┌─ RECORDS FOR THIS TASK

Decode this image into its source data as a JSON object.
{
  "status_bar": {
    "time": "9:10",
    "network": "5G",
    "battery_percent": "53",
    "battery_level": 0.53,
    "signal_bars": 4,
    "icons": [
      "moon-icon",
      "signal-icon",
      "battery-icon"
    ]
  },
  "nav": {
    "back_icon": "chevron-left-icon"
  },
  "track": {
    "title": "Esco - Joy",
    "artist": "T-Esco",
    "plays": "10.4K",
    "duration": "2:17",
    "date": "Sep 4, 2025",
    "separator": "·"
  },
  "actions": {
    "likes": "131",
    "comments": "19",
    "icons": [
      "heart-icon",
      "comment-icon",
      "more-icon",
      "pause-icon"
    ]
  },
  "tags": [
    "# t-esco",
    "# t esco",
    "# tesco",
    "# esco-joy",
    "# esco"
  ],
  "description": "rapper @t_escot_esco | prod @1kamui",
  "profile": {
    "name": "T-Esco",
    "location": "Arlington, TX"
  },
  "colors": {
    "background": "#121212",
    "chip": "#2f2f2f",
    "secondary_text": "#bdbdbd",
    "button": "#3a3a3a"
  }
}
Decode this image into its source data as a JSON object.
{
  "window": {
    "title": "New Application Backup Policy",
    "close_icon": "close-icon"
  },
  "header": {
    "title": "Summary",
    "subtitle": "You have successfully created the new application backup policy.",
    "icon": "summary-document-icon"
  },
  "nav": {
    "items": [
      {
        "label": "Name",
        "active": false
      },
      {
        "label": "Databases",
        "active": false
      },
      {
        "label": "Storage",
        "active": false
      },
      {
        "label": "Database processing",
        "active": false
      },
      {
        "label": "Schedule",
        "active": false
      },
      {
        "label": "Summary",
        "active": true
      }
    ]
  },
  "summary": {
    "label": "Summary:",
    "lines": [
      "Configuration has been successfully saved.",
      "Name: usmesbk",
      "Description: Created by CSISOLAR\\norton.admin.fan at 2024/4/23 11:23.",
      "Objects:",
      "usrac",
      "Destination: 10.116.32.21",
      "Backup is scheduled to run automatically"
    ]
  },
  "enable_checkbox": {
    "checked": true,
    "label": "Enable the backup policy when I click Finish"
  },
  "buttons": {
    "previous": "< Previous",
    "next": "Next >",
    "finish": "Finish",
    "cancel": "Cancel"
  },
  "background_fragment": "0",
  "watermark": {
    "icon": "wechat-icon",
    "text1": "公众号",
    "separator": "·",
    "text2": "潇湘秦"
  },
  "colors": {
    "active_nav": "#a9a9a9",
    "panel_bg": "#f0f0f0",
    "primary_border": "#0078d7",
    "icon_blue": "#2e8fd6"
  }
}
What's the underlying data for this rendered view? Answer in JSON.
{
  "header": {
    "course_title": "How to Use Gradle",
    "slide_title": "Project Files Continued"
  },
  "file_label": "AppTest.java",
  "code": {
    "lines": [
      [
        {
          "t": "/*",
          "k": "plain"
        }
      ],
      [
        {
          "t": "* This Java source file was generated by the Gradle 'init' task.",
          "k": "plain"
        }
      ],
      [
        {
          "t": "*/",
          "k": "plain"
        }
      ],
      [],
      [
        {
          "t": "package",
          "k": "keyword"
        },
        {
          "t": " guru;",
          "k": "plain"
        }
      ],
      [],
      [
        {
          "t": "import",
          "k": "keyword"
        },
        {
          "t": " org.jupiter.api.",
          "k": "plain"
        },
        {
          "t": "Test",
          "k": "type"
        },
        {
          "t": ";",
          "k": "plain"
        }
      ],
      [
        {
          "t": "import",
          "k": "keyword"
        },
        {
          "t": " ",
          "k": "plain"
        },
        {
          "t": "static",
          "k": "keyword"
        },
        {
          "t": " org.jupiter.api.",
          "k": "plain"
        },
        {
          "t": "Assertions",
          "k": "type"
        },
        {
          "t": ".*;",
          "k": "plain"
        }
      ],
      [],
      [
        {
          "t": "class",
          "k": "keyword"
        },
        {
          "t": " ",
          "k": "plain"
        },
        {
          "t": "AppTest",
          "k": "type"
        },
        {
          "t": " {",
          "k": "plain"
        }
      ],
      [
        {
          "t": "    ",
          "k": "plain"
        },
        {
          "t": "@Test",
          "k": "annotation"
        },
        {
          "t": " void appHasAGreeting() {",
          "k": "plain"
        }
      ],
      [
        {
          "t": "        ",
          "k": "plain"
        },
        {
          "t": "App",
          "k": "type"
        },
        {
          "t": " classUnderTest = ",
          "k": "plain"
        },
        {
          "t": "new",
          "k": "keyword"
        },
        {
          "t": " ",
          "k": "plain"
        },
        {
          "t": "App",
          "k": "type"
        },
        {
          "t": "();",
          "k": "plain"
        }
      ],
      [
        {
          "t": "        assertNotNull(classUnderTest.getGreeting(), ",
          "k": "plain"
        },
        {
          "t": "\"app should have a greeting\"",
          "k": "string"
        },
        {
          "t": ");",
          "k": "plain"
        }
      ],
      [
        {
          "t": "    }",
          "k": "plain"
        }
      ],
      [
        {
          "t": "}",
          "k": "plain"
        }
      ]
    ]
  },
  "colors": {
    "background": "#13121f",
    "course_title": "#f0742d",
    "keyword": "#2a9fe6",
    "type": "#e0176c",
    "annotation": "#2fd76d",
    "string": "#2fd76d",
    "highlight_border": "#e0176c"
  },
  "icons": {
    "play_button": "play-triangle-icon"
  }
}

└─

## WHAT IS ASKED
Find every line in the listing that holds the string "have", then say how many there are as a bare number.

## RESULT OF THIS EXERCISE
2